- [Requirements] Give all of the lines again, with nothing added or dropped.

- [Data listing]
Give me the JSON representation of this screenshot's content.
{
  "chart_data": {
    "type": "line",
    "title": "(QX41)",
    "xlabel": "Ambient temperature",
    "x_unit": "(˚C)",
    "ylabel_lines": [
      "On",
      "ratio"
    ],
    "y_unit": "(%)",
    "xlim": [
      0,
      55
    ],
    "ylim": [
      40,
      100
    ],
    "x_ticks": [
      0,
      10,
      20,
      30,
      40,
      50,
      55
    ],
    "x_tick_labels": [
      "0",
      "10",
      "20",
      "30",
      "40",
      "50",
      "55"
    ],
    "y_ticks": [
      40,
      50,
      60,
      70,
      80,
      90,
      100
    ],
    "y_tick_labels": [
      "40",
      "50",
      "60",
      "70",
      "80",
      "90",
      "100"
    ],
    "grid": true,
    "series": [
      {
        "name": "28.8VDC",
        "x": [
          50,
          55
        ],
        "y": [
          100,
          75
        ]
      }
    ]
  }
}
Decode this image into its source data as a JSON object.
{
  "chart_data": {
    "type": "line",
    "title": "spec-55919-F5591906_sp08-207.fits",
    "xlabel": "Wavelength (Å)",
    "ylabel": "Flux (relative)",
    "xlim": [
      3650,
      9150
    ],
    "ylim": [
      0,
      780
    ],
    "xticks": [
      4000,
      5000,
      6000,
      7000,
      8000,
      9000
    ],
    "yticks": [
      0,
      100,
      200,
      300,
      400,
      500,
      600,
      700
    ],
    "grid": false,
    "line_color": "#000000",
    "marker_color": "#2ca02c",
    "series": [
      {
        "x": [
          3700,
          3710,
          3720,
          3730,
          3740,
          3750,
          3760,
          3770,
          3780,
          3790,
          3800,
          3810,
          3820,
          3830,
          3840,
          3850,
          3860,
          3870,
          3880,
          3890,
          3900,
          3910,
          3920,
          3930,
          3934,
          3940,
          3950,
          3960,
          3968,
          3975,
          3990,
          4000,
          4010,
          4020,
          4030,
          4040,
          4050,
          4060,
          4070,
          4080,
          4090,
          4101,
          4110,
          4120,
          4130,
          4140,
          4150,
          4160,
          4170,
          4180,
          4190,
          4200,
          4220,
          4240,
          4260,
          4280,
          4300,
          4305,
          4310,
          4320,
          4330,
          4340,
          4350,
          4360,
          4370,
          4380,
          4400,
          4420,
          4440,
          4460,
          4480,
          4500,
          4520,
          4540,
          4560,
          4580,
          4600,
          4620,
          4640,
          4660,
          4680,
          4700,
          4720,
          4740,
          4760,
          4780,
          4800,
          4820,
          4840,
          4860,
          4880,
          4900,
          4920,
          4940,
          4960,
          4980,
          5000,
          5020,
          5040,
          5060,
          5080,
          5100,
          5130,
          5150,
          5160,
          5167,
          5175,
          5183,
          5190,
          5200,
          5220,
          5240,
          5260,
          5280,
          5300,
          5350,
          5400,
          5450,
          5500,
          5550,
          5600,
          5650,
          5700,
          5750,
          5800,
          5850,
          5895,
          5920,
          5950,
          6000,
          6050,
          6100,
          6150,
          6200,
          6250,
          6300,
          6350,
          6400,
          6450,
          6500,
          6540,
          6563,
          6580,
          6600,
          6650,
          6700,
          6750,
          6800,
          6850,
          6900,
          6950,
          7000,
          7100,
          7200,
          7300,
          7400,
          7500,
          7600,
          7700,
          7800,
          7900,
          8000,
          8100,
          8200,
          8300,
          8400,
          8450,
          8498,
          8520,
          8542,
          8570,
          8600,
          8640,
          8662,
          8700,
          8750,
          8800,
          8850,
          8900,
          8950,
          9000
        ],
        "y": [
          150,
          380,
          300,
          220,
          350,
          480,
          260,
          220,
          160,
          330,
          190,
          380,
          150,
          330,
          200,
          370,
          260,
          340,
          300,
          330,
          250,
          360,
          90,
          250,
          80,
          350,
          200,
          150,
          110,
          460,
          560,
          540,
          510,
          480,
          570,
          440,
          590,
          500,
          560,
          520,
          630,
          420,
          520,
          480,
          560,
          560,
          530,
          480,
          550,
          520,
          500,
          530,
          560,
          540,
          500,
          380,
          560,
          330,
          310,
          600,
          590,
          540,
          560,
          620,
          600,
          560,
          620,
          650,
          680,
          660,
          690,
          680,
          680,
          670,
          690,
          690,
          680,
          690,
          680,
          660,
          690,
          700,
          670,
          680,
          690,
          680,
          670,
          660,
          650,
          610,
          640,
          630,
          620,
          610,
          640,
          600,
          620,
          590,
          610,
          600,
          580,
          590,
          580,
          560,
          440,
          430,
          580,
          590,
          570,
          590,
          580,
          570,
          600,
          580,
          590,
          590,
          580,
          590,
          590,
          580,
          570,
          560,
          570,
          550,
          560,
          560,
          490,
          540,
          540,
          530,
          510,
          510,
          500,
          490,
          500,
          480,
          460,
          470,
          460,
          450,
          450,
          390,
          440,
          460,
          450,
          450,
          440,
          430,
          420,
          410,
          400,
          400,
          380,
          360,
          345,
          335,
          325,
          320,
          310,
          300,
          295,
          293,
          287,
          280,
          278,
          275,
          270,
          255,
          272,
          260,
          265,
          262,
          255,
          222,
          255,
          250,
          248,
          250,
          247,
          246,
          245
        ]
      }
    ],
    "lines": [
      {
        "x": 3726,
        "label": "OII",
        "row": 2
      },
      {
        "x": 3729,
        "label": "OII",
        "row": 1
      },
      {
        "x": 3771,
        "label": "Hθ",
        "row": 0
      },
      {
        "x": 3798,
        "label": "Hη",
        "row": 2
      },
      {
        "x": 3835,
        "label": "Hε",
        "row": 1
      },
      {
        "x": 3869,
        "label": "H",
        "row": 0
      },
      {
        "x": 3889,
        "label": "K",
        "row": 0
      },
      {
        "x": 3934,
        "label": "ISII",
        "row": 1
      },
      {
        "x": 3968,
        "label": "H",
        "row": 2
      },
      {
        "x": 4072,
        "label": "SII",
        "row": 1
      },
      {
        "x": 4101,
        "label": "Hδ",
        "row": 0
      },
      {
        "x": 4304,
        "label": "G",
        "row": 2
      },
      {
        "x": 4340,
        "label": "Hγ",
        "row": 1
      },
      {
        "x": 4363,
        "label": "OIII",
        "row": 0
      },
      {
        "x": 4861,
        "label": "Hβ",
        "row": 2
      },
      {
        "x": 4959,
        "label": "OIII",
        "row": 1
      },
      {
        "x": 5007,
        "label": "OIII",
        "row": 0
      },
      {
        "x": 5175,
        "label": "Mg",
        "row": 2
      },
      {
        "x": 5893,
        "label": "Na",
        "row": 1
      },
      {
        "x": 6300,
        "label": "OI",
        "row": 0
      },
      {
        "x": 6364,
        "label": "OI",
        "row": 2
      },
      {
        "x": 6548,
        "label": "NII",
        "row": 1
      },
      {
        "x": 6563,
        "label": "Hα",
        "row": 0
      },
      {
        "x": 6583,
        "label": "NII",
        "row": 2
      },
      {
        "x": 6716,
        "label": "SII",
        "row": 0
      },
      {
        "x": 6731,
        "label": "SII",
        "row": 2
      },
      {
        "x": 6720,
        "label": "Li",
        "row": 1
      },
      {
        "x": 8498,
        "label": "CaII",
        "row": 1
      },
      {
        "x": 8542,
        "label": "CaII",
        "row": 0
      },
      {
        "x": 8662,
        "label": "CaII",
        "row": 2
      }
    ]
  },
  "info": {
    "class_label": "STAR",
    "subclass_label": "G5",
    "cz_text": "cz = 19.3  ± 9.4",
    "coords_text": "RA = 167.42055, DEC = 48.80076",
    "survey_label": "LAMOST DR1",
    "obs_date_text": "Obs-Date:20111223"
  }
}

- [Completed task]
Give me the JSON representation of this screenshot's content.
{
  "chart_data": {
    "type": "line",
    "title": "(QX41)",
    "xlabel": "Ambient temperature",
    "x_unit": "(˚C)",
    "ylabel_lines": [
      "On",
      "ratio"
    ],
    "y_unit": "(%)",
    "xlim": [
      0,
      55
    ],
    "ylim": [
      40,
      100
    ],
    "x_ticks": [
      0,
      10,
      20,
      30,
      40,
      50,
      55
    ],
    "x_tick_labels": [
      "0",
      "10",
      "20",
      "30",
      "40",
      "50",
      "55"
    ],
    "y_ticks": [
      40,
      50,
      60,
      70,
      80,
      90,
      100
    ],
    "y_tick_labels": [
      "40",
      "50",
      "60",
      "70",
      "80",
      "90",
      "100"
    ],
    "grid": true,
    "series": [
      {
        "name": "28.8VDC",
        "x": [
          50,
          55
        ],
        "y": [
          100,
          75
        ]
      }
    ]
  }
}
Decode this image into its source data as a JSON object.
{
  "chart_data": {
    "type": "line",
    "title": "spec-55919-F5591906_sp08-207.fits",
    "xlabel": "Wavelength (Å)",
    "ylabel": "Flux (relative)",
    "xlim": [
      3650,
      9150
    ],
    "ylim": [
      0,
      780
    ],
    "xticks": [
      4000,
      5000,
      6000,
      7000,
      8000,
      9000
    ],
    "yticks": [
      0,
      100,
      200,
      300,
      400,
      500,
      600,
      700
    ],
    "grid": false,
    "line_color": "#000000",
    "marker_color": "#2ca02c",
    "series": [
      {
        "x": [
          3700,
          3710,
          3720,
          3730,
          3740,
          3750,
          3760,
          3770,
          3780,
          3790,
          3800,
          3810,
          3820,
          3830,
          3840,
          3850,
          3860,
          3870,
          3880,
          3890,
          3900,
          3910,
          3920,
          3930,
          3934,
          3940,
          3950,
          3960,
          3968,
          3975,
          3990,
          4000,
          4010,
          4020,
          4030,
          4040,
          4050,
          4060,
          4070,
          4080,
          4090,
          4101,
          4110,
          4120,
          4130,
          4140,
          4150,
          4160,
          4170,
          4180,
          4190,
          4200,
          4220,
          4240,
          4260,
          4280,
          4300,
          4305,
          4310,
          4320,
          4330,
          4340,
          4350,
          4360,
          4370,
          4380,
          4400,
          4420,
          4440,
          4460,
          4480,
          4500,
          4520,
          4540,
          4560,
          4580,
          4600,
          4620,
          4640,
          4660,
          4680,
          4700,
          4720,
          4740,
          4760,
          4780,
          4800,
          4820,
          4840,
          4860,
          4880,
          4900,
          4920,
          4940,
          4960,
          4980,
          5000,
          5020,
          5040,
          5060,
          5080,
          5100,
          5130,
          5150,
          5160,
          5167,
          5175,
          5183,
          5190,
          5200,
          5220,
          5240,
          5260,
          5280,
          5300,
          5350,
          5400,
          5450,
          5500,
          5550,
          5600,
          5650,
          5700,
          5750,
          5800,
          5850,
          5895,
          5920,
          5950,
          6000,
          6050,
          6100,
          6150,
          6200,
          6250,
          6300,
          6350,
          6400,
          6450,
          6500,
          6540,
          6563,
          6580,
          6600,
          6650,
          6700,
          6750,
          6800,
          6850,
          6900,
          6950,
          7000,
          7100,
          7200,
          7300,
          7400,
          7500,
          7600,
          7700,
          7800,
          7900,
          8000,
          8100,
          8200,
          8300,
          8400,
          8450,
          8498,
          8520,
          8542,
          8570,
          8600,
          8640,
          8662,
          8700,
          8750,
          8800,
          8850,
          8900,
          8950,
          9000
        ],
        "y": [
          150,
          380,
          300,
          220,
          350,
          480,
          260,
          220,
          160,
          330,
          190,
          380,
          150,
          330,
          200,
          370,
          260,
          340,
          300,
          330,
          250,
          360,
          90,
          250,
          80,
          350,
          200,
          150,
          110,
          460,
          560,
          540,
          510,
          480,
          570,
          440,
          590,
          500,
          560,
          520,
          630,
          420,
          520,
          480,
          560,
          560,
          530,
          480,
          550,
          520,
          500,
          530,
          560,
          540,
          500,
          380,
          560,
          330,
          310,
          600,
          590,
          540,
          560,
          620,
          600,
          560,
          620,
          650,
          680,
          660,
          690,
          680,
          680,
          670,
          690,
          690,
          680,
          690,
          680,
          660,
          690,
          700,
          670,
          680,
          690,
          680,
          670,
          660,
          650,
          610,
          640,
          630,
          620,
          610,
          640,
          600,
          620,
          590,
          610,
          600,
          580,
          590,
          580,
          560,
          440,
          430,
          580,
          590,
          570,
          590,
          580,
          570,
          600,
          580,
          590,
          590,
          580,
          590,
          590,
          580,
          570,
          560,
          570,
          550,
          560,
          560,
          490,
          540,
          540,
          530,
          510,
          510,
          500,
          490,
          500,
          480,
          460,
          470,
          460,
          450,
          450,
          390,
          440,
          460,
          450,
          450,
          440,
          430,
          420,
          410,
          400,
          400,
          380,
          360,
          345,
          335,
          325,
          320,
          310,
          300,
          295,
          293,
          287,
          280,
          278,
          275,
          270,
          255,
          272,
          260,
          265,
          262,
          255,
          222,
          255,
          250,
          248,
          250,
          247,
          246,
          245
        ]
      }
    ],
    "lines": [
      {
        "x": 3726,
        "label": "OII",
        "row": 2
      },
      {
        "x": 3729,
        "label": "OII",
        "row": 1
      },
      {
        "x": 3771,
        "label": "Hθ",
        "row": 0
      },
      {
        "x": 3798,
        "label": "Hη",
        "row": 2
      },
      {
        "x": 3835,
        "label": "Hε",
        "row": 1
      },
      {
        "x": 3869,
        "label": "H",
        "row": 0
      },
      {
        "x": 3889,
        "label": "K",
        "row": 0
      },
      {
        "x": 3934,
        "label": "ISII",
        "row": 1
      },
      {
        "x": 3968,
        "label": "H",
        "row": 2
      },
      {
        "x": 4072,
        "label": "SII",
        "row": 1
      },
      {
        "x": 4101,
        "label": "Hδ",
        "row": 0
      },
      {
        "x": 4304,
        "label": "G",
        "row": 2
      },
      {
        "x": 4340,
        "label": "Hγ",
        "row": 1
      },
      {
        "x": 4363,
        "label": "OIII",
        "row": 0
      },
      {
        "x": 4861,
        "label": "Hβ",
        "row": 2
      },
      {
        "x": 4959,
        "label": "OIII",
        "row": 1
      },
      {
        "x": 5007,
        "label": "OIII",
        "row": 0
      },
      {
        "x": 5175,
        "label": "Mg",
        "row": 2
      },
      {
        "x": 5893,
        "label": "Na",
        "row": 1
      },
      {
        "x": 6300,
        "label": "OI",
        "row": 0
      },
      {
        "x": 6364,
        "label": "OI",
        "row": 2
      },
      {
        "x": 6548,
        "label": "NII",
        "row": 1
      },
      {
        "x": 6563,
        "label": "Hα",
        "row": 0
      },
      {
        "x": 6583,
        "label": "NII",
        "row": 2
      },
      {
        "x": 6716,
        "label": "SII",
        "row": 0
      },
      {
        "x": 6731,
        "label": "SII",
        "row": 2
      },
      {
        "x": 6720,
        "label": "Li",
        "row": 1
      },
      {
        "x": 8498,
        "label": "CaII",
        "row": 1
      },
      {
        "x": 8542,
        "label": "CaII",
        "row": 0
      },
      {
        "x": 8662,
        "label": "CaII",
        "row": 2
      }
    ]
  },
  "info": {
    "class_label": "STAR",
    "subclass_label": "G5",
    "cz_text": "cz = 19.3  ± 9.4",
    "coords_text": "RA = 167.42055, DEC = 48.80076",
    "survey_label": "LAMOST DR1",
    "obs_date_text": "Obs-Date:20111223"
  }
}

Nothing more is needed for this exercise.